-- START --

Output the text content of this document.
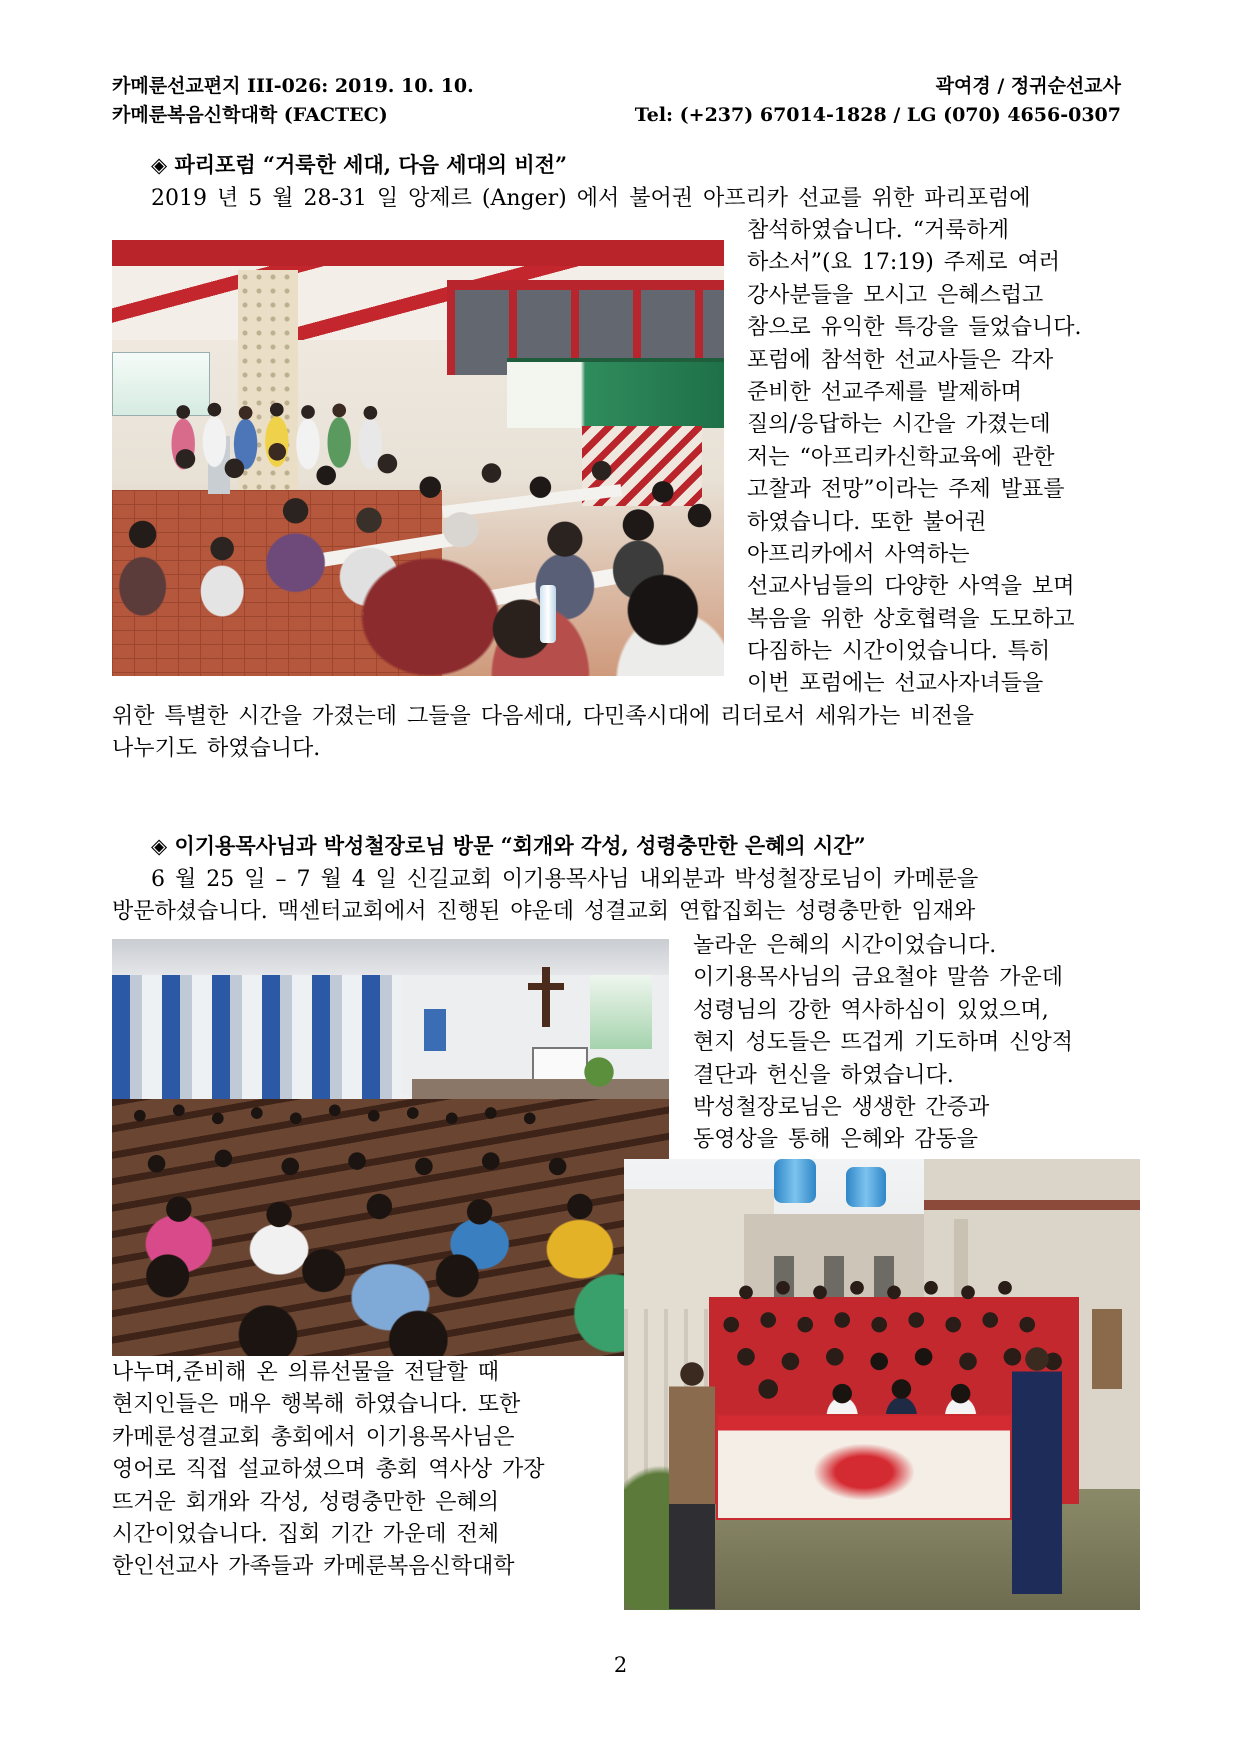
카메룬선교편지 III-026: 2019. 10. 10.
카메룬복음신학대학 (FACTEC)
곽여경 / 정귀순선교사
Tel: (+237) 67014-1828 / LG (070) 4656-0307
◈ 파리포럼 “거룩한 세대, 다음 세대의 비전”
2019 년 5 월 28-31 일 앙제르 (Anger) 에서 불어권 아프리카 선교를 위한 파리포럼에
참석하였습니다. “거룩하게
하소서”(요 17:19) 주제로 여러
강사분들을 모시고 은혜스럽고
참으로 유익한 특강을 들었습니다.
포럼에 참석한 선교사들은 각자
준비한 선교주제를 발제하며
질의/응답하는 시간을 가졌는데
저는 “아프리카신학교육에 관한
고찰과 전망”이라는 주제 발표를
하였습니다. 또한 불어권
아프리카에서 사역하는
선교사님들의 다양한 사역을 보며
복음을 위한 상호협력을 도모하고
다짐하는 시간이었습니다. 특히
이번 포럼에는 선교사자녀들을
위한 특별한 시간을 가졌는데 그들을 다음세대, 다민족시대에 리더로서 세워가는 비전을
나누기도 하였습니다.
◈ 이기용목사님과 박성철장로님 방문 “회개와 각성, 성령충만한 은혜의 시간”
6 월 25 일 – 7 월 4 일 신길교회 이기용목사님 내외분과 박성철장로님이 카메룬을
방문하셨습니다. 맥센터교회에서 진행된 야운데 성결교회 연합집회는 성령충만한 임재와
놀라운 은혜의 시간이었습니다.
이기용목사님의 금요철야 말씀 가운데
성령님의 강한 역사하심이 있었으며,
현지 성도들은 뜨겁게 기도하며 신앙적
결단과 헌신을 하였습니다.
박성철장로님은 생생한 간증과
동영상을 통해 은혜와 감동을
나누며,준비해 온 의류선물을 전달할 때
현지인들은 매우 행복해 하였습니다. 또한
카메룬성결교회 총회에서 이기용목사님은
영어로 직접 설교하셨으며 총회 역사상 가장
뜨거운 회개와 각성, 성령충만한 은혜의
시간이었습니다. 집회 기간 가운데 전체
한인선교사 가족들과 카메룬복음신학대학
2
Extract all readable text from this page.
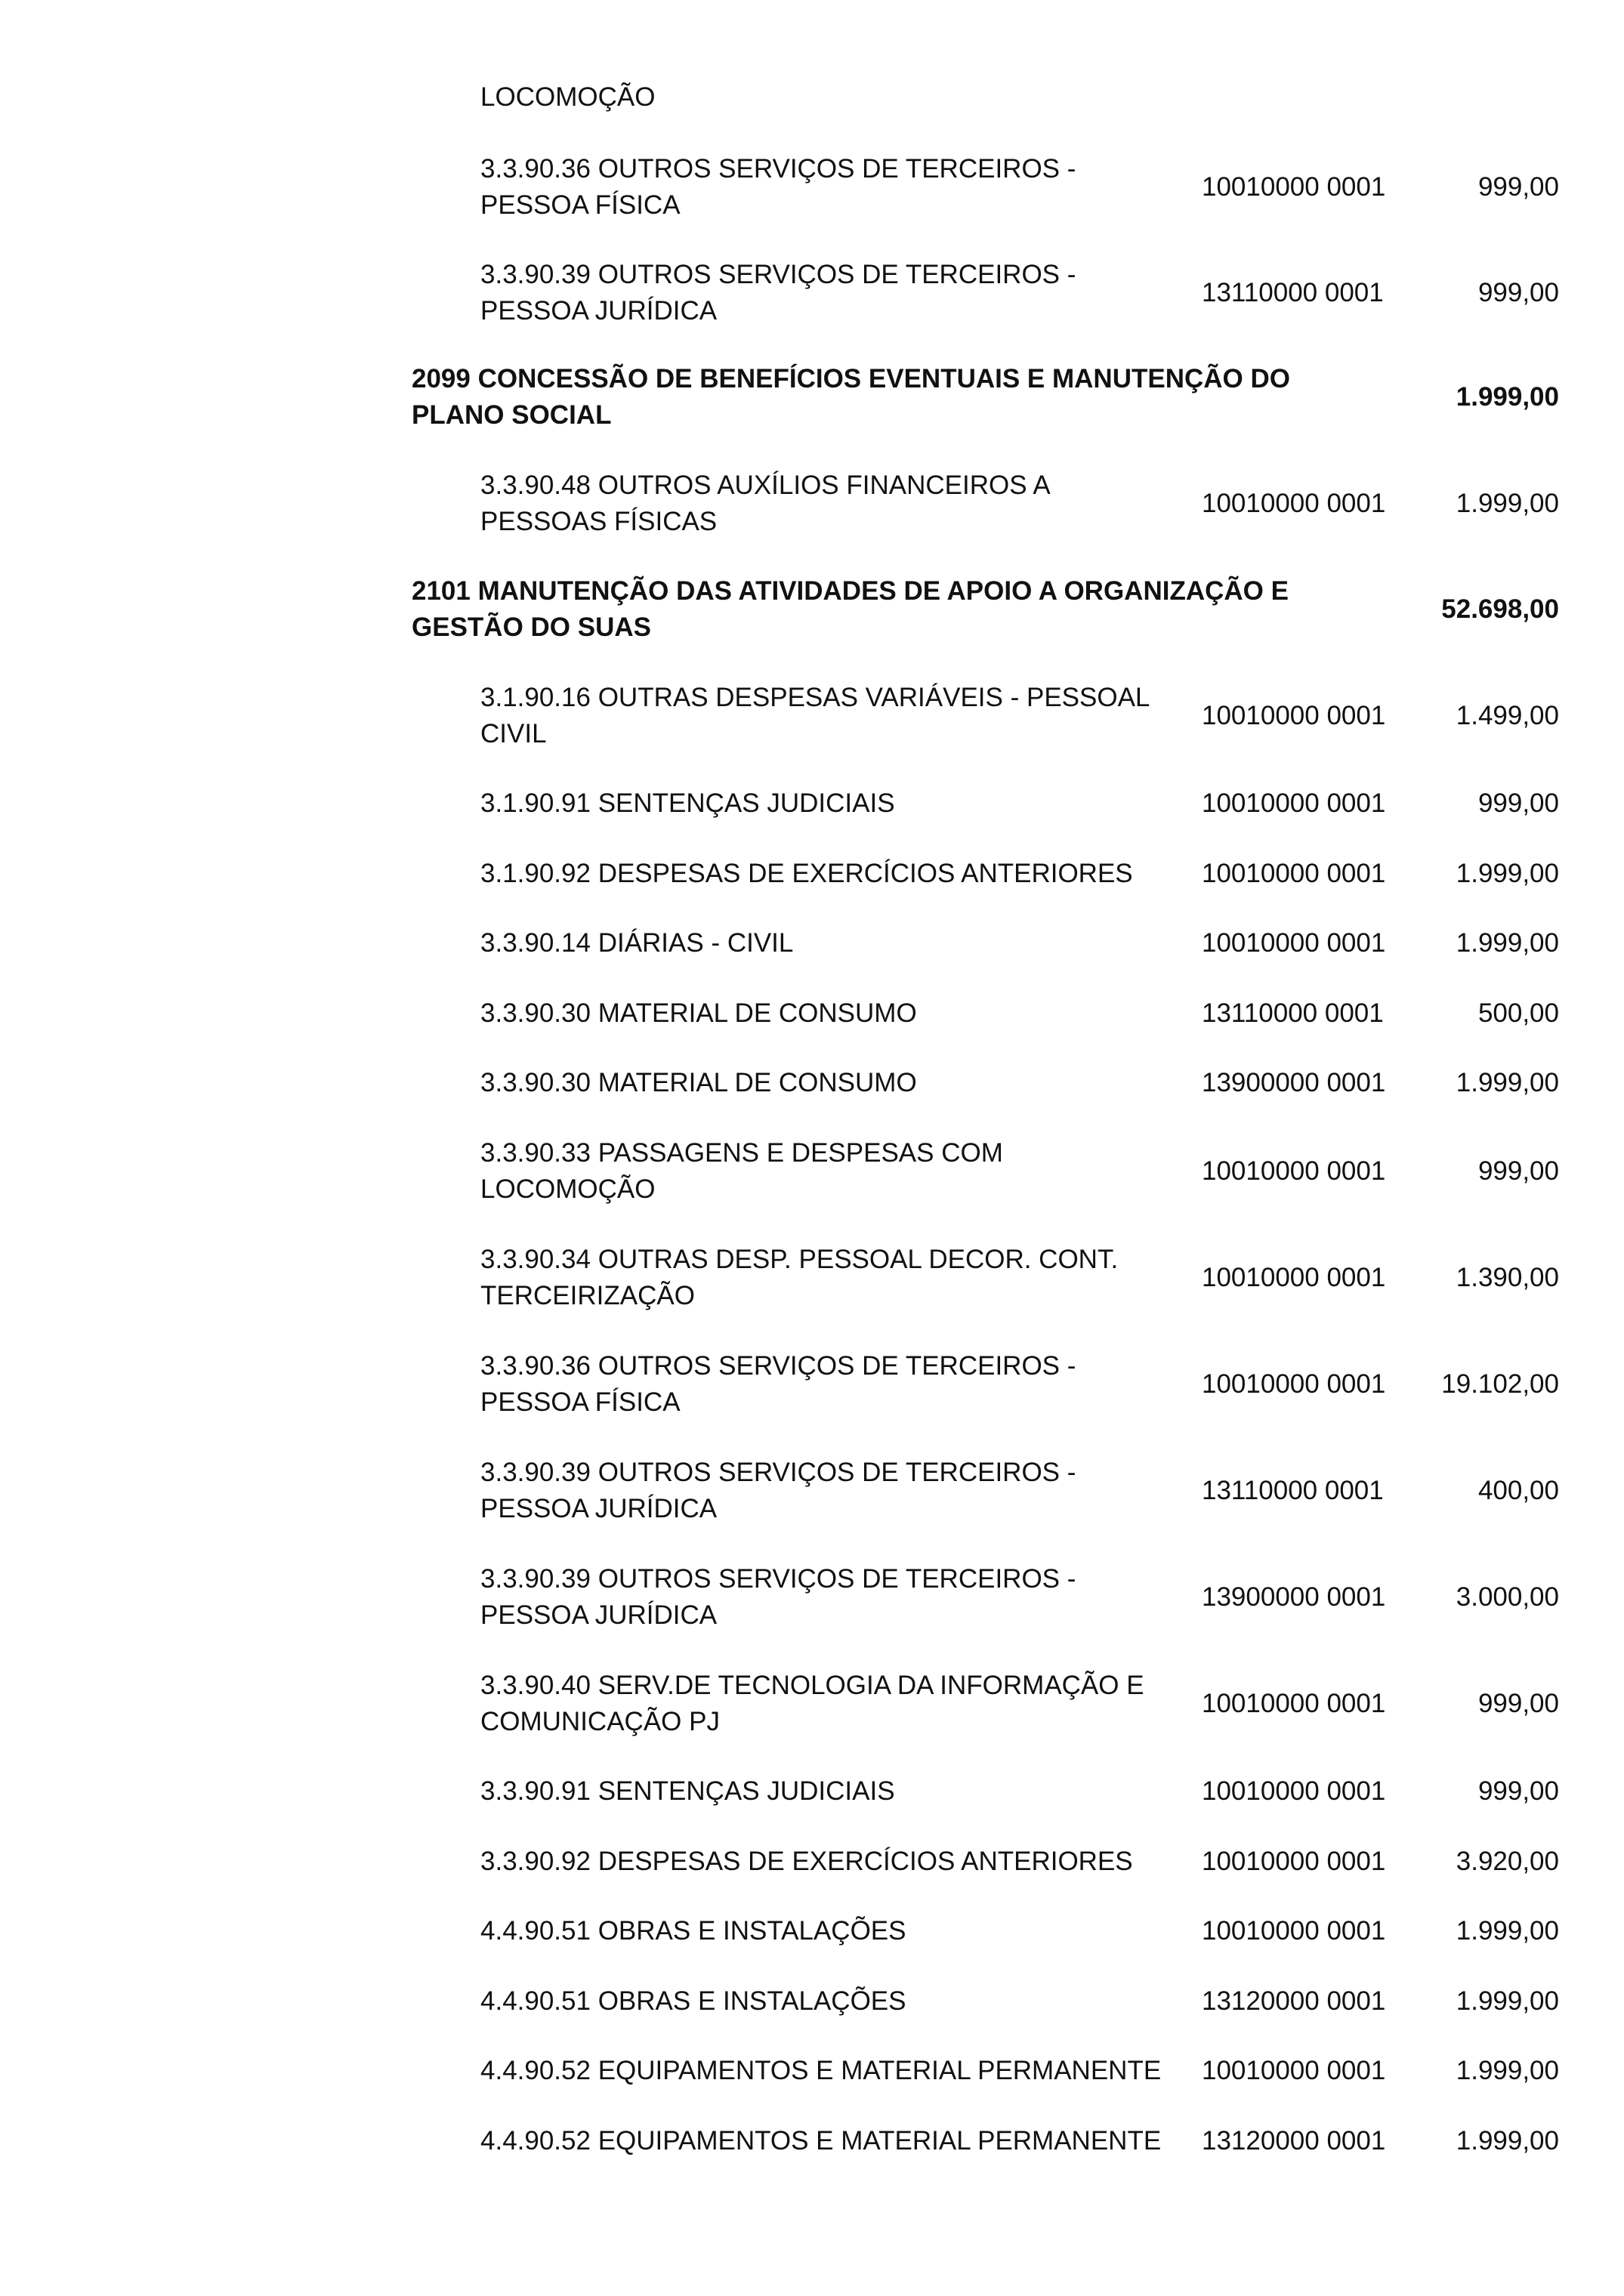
LOCOMOÇÃO
3.3.90.36 OUTROS SERVIÇOS DE TERCEIROS -
PESSOA FÍSICA
10010000 0001	999,00
3.3.90.39 OUTROS SERVIÇOS DE TERCEIROS -
PESSOA JURÍDICA
13110000 0001	999,00
2099 CONCESSÃO DE BENEFÍCIOS EVENTUAIS E MANUTENÇÃO DO
PLANO SOCIAL
1.999,00
3.3.90.48 OUTROS AUXÍLIOS FINANCEIROS A
PESSOAS FÍSICAS
10010000 0001	1.999,00
2101 MANUTENÇÃO DAS ATIVIDADES DE APOIO A ORGANIZAÇÃO E
GESTÃO DO SUAS
52.698,00
3.1.90.16 OUTRAS DESPESAS VARIÁVEIS - PESSOAL
CIVIL
10010000 0001	1.499,00
3.1.90.91 SENTENÇAS JUDICIAIS	10010000 0001	999,00
3.1.90.92 DESPESAS DE EXERCÍCIOS ANTERIORES	10010000 0001	1.999,00
3.3.90.14 DIÁRIAS - CIVIL	10010000 0001	1.999,00
3.3.90.30 MATERIAL DE CONSUMO	13110000 0001	500,00
3.3.90.30 MATERIAL DE CONSUMO	13900000 0001	1.999,00
3.3.90.33 PASSAGENS E DESPESAS COM
LOCOMOÇÃO
10010000 0001	999,00
3.3.90.34 OUTRAS DESP. PESSOAL DECOR. CONT.
TERCEIRIZAÇÃO
10010000 0001	1.390,00
3.3.90.36 OUTROS SERVIÇOS DE TERCEIROS -
PESSOA FÍSICA
10010000 0001	19.102,00
3.3.90.39 OUTROS SERVIÇOS DE TERCEIROS -
PESSOA JURÍDICA
13110000 0001	400,00
3.3.90.39 OUTROS SERVIÇOS DE TERCEIROS -
PESSOA JURÍDICA
13900000 0001	3.000,00
3.3.90.40 SERV.DE TECNOLOGIA DA INFORMAÇÃO E
COMUNICAÇÃO PJ
10010000 0001	999,00
3.3.90.91 SENTENÇAS JUDICIAIS	10010000 0001	999,00
3.3.90.92 DESPESAS DE EXERCÍCIOS ANTERIORES	10010000 0001	3.920,00
4.4.90.51 OBRAS E INSTALAÇÕES	10010000 0001	1.999,00
4.4.90.51 OBRAS E INSTALAÇÕES	13120000 0001	1.999,00
4.4.90.52 EQUIPAMENTOS E MATERIAL PERMANENTE	10010000 0001	1.999,00
4.4.90.52 EQUIPAMENTOS E MATERIAL PERMANENTE	13120000 0001	1.999,00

-- END --

* _Exercise aim_
Without including the pictures, reproduce all entries exactly.

* _Answer to this task_
Output the text content of this document.
카메룬선교편지 III-026: 2019. 10. 10.
카메룬복음신학대학 (FACTEC)
곽여경 / 정귀순선교사
Tel: (+237) 67014-1828 / LG (070) 4656-0307
◈ 파리포럼 “거룩한 세대, 다음 세대의 비전”
2019 년 5 월 28-31 일 앙제르 (Anger) 에서 불어권 아프리카 선교를 위한 파리포럼에
참석하였습니다. “거룩하게
하소서”(요 17:19) 주제로 여러
강사분들을 모시고 은혜스럽고
참으로 유익한 특강을 들었습니다.
포럼에 참석한 선교사들은 각자
준비한 선교주제를 발제하며
질의/응답하는 시간을 가졌는데
저는 “아프리카신학교육에 관한
고찰과 전망”이라는 주제 발표를
하였습니다. 또한 불어권
아프리카에서 사역하는
선교사님들의 다양한 사역을 보며
복음을 위한 상호협력을 도모하고
다짐하는 시간이었습니다. 특히
이번 포럼에는 선교사자녀들을
위한 특별한 시간을 가졌는데 그들을 다음세대, 다민족시대에 리더로서 세워가는 비전을
나누기도 하였습니다.
◈ 이기용목사님과 박성철장로님 방문 “회개와 각성, 성령충만한 은혜의 시간”
6 월 25 일 – 7 월 4 일 신길교회 이기용목사님 내외분과 박성철장로님이 카메룬을
방문하셨습니다. 맥센터교회에서 진행된 야운데 성결교회 연합집회는 성령충만한 임재와
놀라운 은혜의 시간이었습니다.
이기용목사님의 금요철야 말씀 가운데
성령님의 강한 역사하심이 있었으며,
현지 성도들은 뜨겁게 기도하며 신앙적
결단과 헌신을 하였습니다.
박성철장로님은 생생한 간증과
동영상을 통해 은혜와 감동을
나누며,준비해 온 의류선물을 전달할 때
현지인들은 매우 행복해 하였습니다. 또한
카메룬성결교회 총회에서 이기용목사님은
영어로 직접 설교하셨으며 총회 역사상 가장
뜨거운 회개와 각성, 성령충만한 은혜의
시간이었습니다. 집회 기간 가운데 전체
한인선교사 가족들과 카메룬복음신학대학
2
Extract all readable text from this page.
LOCOMOÇÃO
3.3.90.36 OUTROS SERVIÇOS DE TERCEIROS -
PESSOA FÍSICA
10010000 0001	999,00
3.3.90.39 OUTROS SERVIÇOS DE TERCEIROS -
PESSOA JURÍDICA
13110000 0001	999,00
2099 CONCESSÃO DE BENEFÍCIOS EVENTUAIS E MANUTENÇÃO DO
PLANO SOCIAL
1.999,00
3.3.90.48 OUTROS AUXÍLIOS FINANCEIROS A
PESSOAS FÍSICAS
10010000 0001	1.999,00
2101 MANUTENÇÃO DAS ATIVIDADES DE APOIO A ORGANIZAÇÃO E
GESTÃO DO SUAS
52.698,00
3.1.90.16 OUTRAS DESPESAS VARIÁVEIS - PESSOAL
CIVIL
10010000 0001	1.499,00
3.1.90.91 SENTENÇAS JUDICIAIS	10010000 0001	999,00
3.1.90.92 DESPESAS DE EXERCÍCIOS ANTERIORES	10010000 0001	1.999,00
3.3.90.14 DIÁRIAS - CIVIL	10010000 0001	1.999,00
3.3.90.30 MATERIAL DE CONSUMO	13110000 0001	500,00
3.3.90.30 MATERIAL DE CONSUMO	13900000 0001	1.999,00
3.3.90.33 PASSAGENS E DESPESAS COM
LOCOMOÇÃO
10010000 0001	999,00
3.3.90.34 OUTRAS DESP. PESSOAL DECOR. CONT.
TERCEIRIZAÇÃO
10010000 0001	1.390,00
3.3.90.36 OUTROS SERVIÇOS DE TERCEIROS -
PESSOA FÍSICA
10010000 0001	19.102,00
3.3.90.39 OUTROS SERVIÇOS DE TERCEIROS -
PESSOA JURÍDICA
13110000 0001	400,00
3.3.90.39 OUTROS SERVIÇOS DE TERCEIROS -
PESSOA JURÍDICA
13900000 0001	3.000,00
3.3.90.40 SERV.DE TECNOLOGIA DA INFORMAÇÃO E
COMUNICAÇÃO PJ
10010000 0001	999,00
3.3.90.91 SENTENÇAS JUDICIAIS	10010000 0001	999,00
3.3.90.92 DESPESAS DE EXERCÍCIOS ANTERIORES	10010000 0001	3.920,00
4.4.90.51 OBRAS E INSTALAÇÕES	10010000 0001	1.999,00
4.4.90.51 OBRAS E INSTALAÇÕES	13120000 0001	1.999,00
4.4.90.52 EQUIPAMENTOS E MATERIAL PERMANENTE	10010000 0001	1.999,00
4.4.90.52 EQUIPAMENTOS E MATERIAL PERMANENTE	13120000 0001	1.999,00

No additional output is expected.